### EXCERPTED PASSAGE
--------------------------------------------------

From ca77e0e372bc22f502c306b1ef405d0cdcca324c Mon Sep 17 00:00:00 2001
From: Kevin Wu <kevin@chaidiscovery.com>
Date: Mon, 17 Feb 2025 23:53:54 +0000
Subject: [PATCH] Staging script

---
 chai_lab/data/parsing/fasta.py    |   7 +-
 chai_lab/data/parsing/msas/a3m.py |   9 +-
 chai_lab/model/utils.py           |   2 +-
 scripts/stage_for_chai.py         | 162 ++++++++++++++++++++++++++++++
 4 files changed, 173 insertions(+), 7 deletions(-)
 create mode 100644 scripts/stage_for_chai.py

diff --git a/chai_lab/data/parsing/fasta.py b/chai_lab/data/parsing/fasta.py
index 27d9d18..8a26939 100644
--- a/chai_lab/data/parsing/fasta.py
+++ b/chai_lab/data/parsing/fasta.py
@@ -3,6 +3,7 @@
 # See the LICENSE file for details.
 
 import logging
+from io import StringIO
 from pathlib import Path
 from typing import NamedTuple, Sequence
 
@@ -30,10 +31,12 @@ def fastas_to_str(fastas: Sequence[Fasta]) -> str:
     return "".join(f">{fasta.header}\n{fasta.sequence}\n" for fasta in fastas)
 
 
-def read_fasta(file_path: str | Path) -> list[Fasta]:
+def read_fasta(file_path: str | Path | StringIO) -> list[Fasta]:
     from Bio import SeqIO
 
-    fasta_sequences = SeqIO.parse(open(file_path), "fasta")
+    fasta_sequences = SeqIO.parse(
+        open(file_path) if isinstance(file_path, (str, Path)) else file_path, "fasta"
+    )

--------------------------------------------------

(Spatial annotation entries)

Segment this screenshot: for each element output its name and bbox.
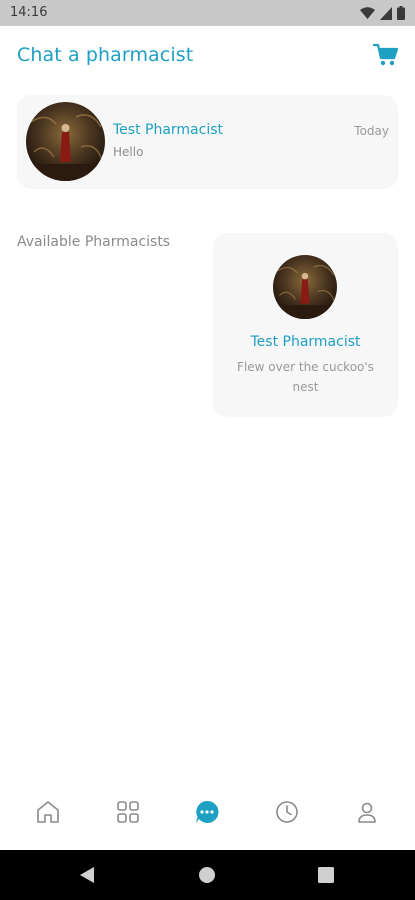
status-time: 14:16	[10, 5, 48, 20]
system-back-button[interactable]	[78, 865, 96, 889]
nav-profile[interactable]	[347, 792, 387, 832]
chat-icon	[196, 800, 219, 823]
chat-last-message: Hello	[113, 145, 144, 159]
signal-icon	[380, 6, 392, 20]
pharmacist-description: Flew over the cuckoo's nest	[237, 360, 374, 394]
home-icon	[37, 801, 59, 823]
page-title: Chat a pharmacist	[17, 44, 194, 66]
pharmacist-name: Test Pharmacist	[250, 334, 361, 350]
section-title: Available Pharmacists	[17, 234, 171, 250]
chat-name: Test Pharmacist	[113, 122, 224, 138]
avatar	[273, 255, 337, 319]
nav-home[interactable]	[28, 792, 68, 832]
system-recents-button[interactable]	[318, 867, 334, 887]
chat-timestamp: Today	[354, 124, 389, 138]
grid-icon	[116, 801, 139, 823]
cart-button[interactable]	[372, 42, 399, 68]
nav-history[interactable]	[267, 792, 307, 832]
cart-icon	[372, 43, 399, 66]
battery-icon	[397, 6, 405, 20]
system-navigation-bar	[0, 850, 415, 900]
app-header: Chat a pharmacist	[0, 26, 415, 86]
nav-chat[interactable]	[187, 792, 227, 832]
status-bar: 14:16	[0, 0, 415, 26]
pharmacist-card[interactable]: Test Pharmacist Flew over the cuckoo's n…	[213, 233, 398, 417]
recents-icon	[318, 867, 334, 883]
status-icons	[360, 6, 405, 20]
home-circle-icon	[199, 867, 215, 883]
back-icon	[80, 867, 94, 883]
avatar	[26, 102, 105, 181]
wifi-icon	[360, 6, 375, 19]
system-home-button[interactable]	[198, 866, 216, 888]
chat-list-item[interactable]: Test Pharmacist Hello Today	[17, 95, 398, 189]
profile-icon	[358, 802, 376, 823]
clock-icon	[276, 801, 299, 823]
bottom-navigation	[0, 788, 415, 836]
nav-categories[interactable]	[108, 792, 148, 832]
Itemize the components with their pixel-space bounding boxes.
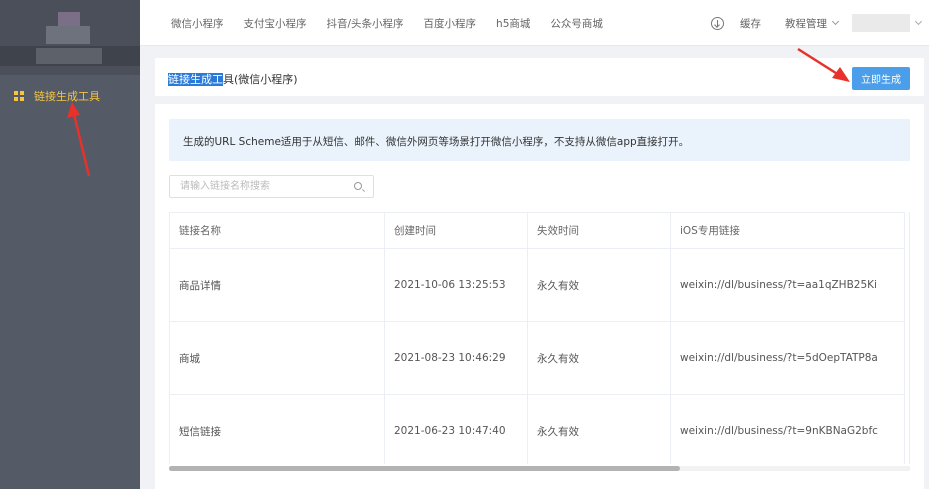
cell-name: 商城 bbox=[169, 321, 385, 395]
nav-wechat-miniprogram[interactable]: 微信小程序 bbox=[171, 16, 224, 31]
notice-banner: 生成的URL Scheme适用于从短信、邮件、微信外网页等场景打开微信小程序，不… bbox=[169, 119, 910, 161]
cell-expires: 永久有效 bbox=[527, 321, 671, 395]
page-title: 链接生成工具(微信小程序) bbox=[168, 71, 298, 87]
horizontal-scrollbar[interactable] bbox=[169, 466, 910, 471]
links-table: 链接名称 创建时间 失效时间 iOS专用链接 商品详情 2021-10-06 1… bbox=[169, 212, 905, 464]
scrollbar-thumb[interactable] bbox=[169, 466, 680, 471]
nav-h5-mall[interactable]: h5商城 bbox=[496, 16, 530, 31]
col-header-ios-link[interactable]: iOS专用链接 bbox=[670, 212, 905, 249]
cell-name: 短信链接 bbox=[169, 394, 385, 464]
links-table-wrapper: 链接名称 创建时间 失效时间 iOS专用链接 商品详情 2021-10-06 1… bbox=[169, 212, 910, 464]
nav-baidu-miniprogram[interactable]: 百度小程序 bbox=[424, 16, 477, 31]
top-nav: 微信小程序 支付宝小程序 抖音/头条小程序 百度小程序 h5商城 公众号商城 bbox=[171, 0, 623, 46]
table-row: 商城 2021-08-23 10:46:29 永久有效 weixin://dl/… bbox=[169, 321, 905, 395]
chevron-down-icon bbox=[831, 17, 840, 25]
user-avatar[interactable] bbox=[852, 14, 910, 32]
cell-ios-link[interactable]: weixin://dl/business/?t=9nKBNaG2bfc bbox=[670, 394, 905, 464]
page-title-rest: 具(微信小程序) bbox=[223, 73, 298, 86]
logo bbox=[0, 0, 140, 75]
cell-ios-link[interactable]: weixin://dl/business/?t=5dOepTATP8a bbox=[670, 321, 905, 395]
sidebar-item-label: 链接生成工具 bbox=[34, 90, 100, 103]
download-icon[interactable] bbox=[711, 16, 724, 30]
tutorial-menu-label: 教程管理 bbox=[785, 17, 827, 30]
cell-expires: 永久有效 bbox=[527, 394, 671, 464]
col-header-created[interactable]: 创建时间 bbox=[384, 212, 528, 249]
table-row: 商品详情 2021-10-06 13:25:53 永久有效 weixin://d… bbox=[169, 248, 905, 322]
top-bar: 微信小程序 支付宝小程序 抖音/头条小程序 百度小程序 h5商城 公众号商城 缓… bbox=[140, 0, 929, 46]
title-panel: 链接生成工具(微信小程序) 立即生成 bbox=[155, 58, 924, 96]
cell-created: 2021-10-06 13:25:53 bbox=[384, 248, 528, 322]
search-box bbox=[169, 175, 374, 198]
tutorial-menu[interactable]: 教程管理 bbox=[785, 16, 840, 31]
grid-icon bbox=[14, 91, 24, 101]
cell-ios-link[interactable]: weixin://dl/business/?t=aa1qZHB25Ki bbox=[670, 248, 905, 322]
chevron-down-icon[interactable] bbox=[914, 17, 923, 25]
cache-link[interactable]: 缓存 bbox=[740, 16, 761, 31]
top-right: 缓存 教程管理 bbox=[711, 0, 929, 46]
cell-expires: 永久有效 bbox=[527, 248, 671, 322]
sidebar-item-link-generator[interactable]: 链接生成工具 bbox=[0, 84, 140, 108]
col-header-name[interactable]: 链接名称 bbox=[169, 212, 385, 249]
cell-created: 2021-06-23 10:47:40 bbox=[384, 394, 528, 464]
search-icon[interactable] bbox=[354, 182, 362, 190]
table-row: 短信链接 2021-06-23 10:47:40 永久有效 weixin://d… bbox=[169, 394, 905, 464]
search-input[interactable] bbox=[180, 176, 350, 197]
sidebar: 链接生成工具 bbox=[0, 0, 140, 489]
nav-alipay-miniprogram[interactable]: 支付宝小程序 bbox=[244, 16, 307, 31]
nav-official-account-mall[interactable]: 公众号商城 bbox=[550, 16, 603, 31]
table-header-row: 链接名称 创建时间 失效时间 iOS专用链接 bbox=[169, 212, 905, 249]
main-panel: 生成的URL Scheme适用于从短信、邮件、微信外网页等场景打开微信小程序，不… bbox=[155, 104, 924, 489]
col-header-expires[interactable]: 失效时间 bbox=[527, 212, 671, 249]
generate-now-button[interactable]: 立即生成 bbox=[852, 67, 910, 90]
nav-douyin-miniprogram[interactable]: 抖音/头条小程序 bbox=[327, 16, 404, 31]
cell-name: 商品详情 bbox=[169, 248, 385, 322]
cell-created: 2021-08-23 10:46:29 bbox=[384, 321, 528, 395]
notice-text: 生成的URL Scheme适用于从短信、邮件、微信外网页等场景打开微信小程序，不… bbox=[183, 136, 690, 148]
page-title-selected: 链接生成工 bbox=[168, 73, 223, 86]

--------------------------------------------------

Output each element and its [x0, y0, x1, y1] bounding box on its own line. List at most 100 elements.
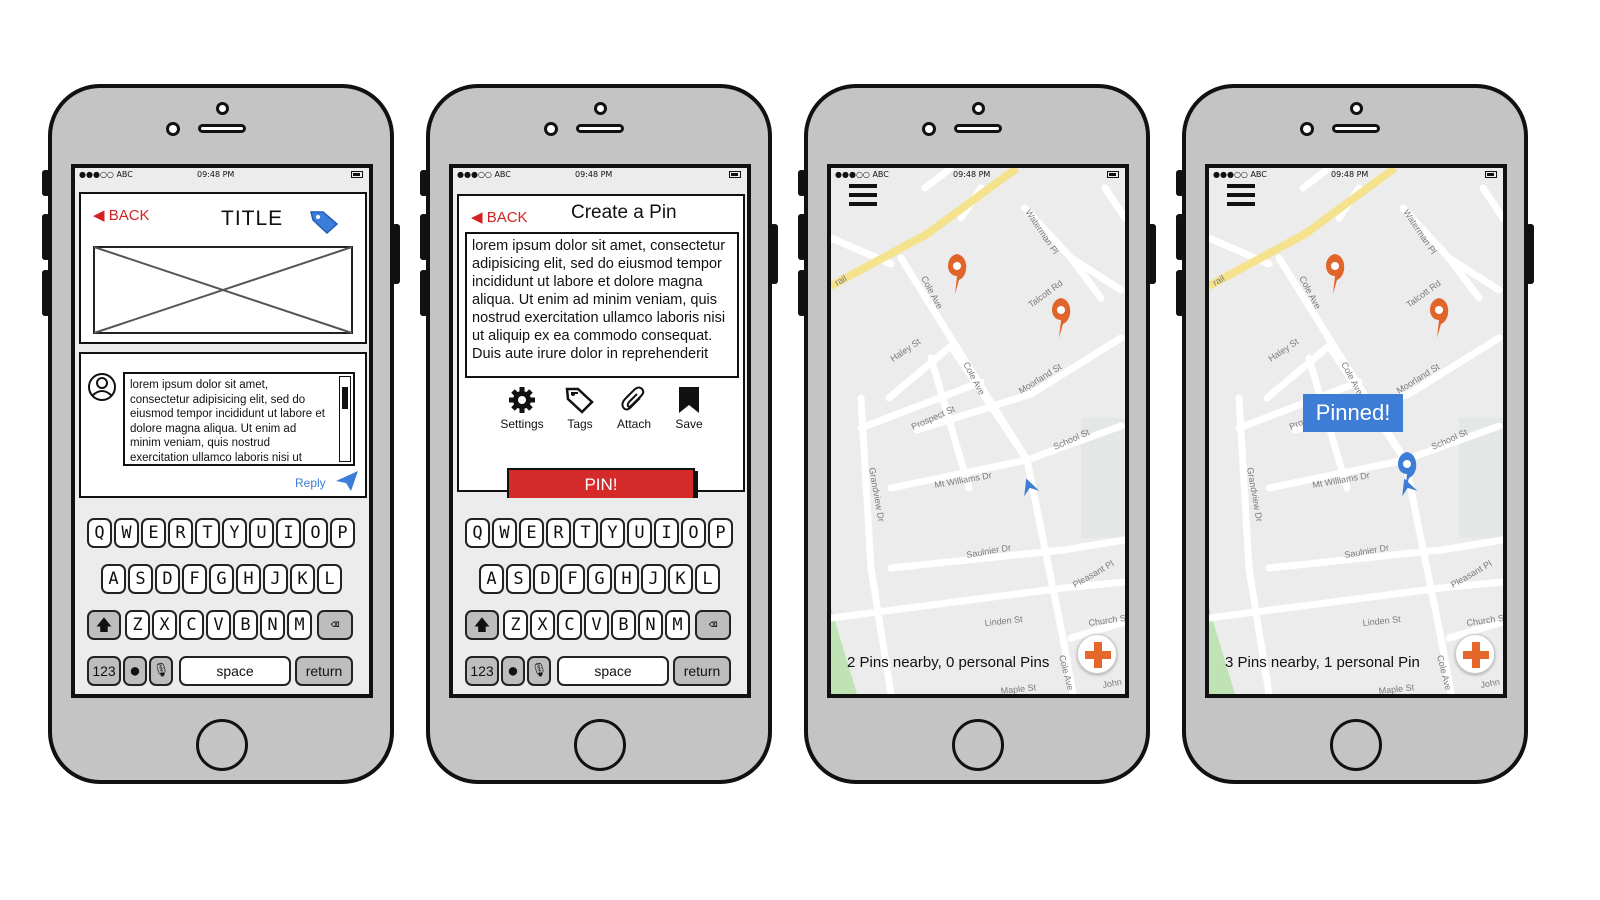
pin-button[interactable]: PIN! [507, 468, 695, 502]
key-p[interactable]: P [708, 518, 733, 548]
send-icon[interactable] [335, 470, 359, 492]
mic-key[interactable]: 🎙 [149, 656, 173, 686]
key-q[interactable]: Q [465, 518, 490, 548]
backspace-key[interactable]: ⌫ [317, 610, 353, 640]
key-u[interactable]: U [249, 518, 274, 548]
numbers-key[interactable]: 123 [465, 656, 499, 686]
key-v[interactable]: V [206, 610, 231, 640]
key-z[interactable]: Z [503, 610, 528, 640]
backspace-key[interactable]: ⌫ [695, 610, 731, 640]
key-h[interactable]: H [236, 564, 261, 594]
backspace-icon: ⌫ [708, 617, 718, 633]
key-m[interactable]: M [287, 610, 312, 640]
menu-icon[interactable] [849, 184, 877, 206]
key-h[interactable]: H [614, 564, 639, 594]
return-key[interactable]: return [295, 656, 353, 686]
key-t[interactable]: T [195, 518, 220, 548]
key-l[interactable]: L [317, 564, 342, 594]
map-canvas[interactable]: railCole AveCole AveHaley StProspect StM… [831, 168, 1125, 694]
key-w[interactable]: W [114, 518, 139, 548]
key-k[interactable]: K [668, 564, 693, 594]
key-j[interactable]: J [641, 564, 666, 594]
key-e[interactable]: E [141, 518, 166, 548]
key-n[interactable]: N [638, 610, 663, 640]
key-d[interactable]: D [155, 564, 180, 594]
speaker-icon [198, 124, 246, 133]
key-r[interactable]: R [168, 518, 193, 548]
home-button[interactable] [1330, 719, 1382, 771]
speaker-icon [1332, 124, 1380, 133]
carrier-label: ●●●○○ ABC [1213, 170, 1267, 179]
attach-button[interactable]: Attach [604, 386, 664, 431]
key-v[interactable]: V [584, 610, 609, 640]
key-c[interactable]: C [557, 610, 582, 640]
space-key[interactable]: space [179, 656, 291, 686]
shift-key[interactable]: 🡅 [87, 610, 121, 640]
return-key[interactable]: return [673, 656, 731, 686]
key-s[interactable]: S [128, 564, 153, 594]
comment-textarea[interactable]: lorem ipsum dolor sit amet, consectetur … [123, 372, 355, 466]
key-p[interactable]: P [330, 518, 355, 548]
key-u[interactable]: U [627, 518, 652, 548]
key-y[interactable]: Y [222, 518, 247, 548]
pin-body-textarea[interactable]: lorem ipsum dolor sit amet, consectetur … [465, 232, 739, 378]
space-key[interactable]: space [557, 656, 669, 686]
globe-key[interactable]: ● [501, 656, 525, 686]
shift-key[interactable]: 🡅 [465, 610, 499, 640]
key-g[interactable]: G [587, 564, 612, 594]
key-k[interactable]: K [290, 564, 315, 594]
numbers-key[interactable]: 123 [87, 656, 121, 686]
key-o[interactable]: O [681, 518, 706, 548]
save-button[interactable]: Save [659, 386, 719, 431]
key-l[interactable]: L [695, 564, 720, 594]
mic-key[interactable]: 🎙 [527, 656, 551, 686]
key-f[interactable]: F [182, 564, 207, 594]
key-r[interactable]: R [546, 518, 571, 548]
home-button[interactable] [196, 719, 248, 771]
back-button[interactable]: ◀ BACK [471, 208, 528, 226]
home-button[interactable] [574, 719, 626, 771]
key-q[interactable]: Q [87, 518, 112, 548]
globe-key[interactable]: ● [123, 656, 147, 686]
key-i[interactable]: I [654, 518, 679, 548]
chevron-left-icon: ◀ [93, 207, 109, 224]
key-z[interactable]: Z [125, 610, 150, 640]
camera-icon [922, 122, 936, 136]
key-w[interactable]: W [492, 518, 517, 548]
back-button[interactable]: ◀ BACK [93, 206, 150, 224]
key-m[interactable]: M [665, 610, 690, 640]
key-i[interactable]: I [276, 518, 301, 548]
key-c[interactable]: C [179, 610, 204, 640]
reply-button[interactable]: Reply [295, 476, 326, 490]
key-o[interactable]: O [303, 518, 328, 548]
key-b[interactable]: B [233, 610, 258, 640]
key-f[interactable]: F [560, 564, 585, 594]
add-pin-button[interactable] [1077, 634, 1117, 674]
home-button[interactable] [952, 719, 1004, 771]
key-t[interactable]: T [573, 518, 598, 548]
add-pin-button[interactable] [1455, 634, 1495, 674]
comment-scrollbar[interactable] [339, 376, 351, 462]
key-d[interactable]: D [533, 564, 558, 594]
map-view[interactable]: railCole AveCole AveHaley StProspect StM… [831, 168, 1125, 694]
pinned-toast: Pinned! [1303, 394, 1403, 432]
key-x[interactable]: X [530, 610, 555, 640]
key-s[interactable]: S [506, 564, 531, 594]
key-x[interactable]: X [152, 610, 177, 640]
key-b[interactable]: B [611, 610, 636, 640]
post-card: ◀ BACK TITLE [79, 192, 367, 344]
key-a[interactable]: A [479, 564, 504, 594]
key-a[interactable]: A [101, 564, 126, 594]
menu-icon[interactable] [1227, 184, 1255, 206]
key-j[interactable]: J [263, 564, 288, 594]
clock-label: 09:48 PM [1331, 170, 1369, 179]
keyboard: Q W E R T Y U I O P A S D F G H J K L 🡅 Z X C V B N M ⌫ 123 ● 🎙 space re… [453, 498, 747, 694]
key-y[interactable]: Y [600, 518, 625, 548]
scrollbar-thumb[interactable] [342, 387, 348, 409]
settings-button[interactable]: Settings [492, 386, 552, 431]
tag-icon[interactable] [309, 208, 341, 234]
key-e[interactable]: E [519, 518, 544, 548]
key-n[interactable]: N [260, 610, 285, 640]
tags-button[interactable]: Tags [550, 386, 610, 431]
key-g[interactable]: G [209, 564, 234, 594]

--------------------------------------------------

### WHAT TO WORK ON
- 1) Reproduce verbatim the part of the patch starting with "diff --git a/chai_lab/data/parsing/fasta.py" and going on through "fasta in fastas)".
- 2) Does the patch support each statement? (a) The patch creates the file scripts/stage_for_chai.py. (b) The patch changes five files. (c) After the patch, read_fasta accepts a StringIO argument. Answer yes or no for each, and quote the words that decide it.
- 3) Continue the staging script patch from where it stops.
Nothing in the data is needed here.

### RESULTS BY TASK
- 1)
diff --git a/chai_lab/data/parsing/fasta.py b/chai_lab/data/parsing/fasta.py
index 27d9d18..8a26939 100644
--- a/chai_lab/data/parsing/fasta.py
+++ b/chai_lab/data/parsing/fasta.py
@@ -3,6 +3,7 @@
 # See the LICENSE file for details.
 
 import logging
+from io import StringIO
 from pathlib import Path
 from typing import NamedTuple, Sequence
 
@@ -30,10 +31,12 @@ def fastas_to_str(fastas: Sequence[Fasta]) -> str:
     return "".join(f">{fasta.header}\n{fasta.sequence}\n" for fasta in fastas)

- 2)
(a) Yes: "create mode 100644 scripts/stage_for_chai.py"
(b) No: "4 files changed, 173 insertions(+), 7 deletions(-)"
(c) Yes: "def read_fasta(file_path: str | Path | StringIO) -> list[Fasta]:"

- 3)
     return [Fasta(fasta.description, str(fasta.seq)) for fasta in fasta_sequences]
 
 
diff --git a/chai_lab/data/parsing/msas/a3m.py b/chai_lab/data/parsing/msas/a3m.py
index 8e9ea9d..e6d90fc 100644
--- a/chai_lab/data/parsing/msas/a3m.py
+++ b/chai_lab/data/parsing/msas/a3m.py
@@ -116,7 +116,7 @@ def tokenize_sequences_to_arrays(
 def read_colabfold_a3m(fname: Path) -> dict[str, list[Fasta]]:
     """Returns mapping of MSA hits per identifier in the given a3m file.
 
-    The query line in each block of MSA hits is dropped.
+    The query line in each block of MSA hits is retained.
     """
     text = fname.read_text()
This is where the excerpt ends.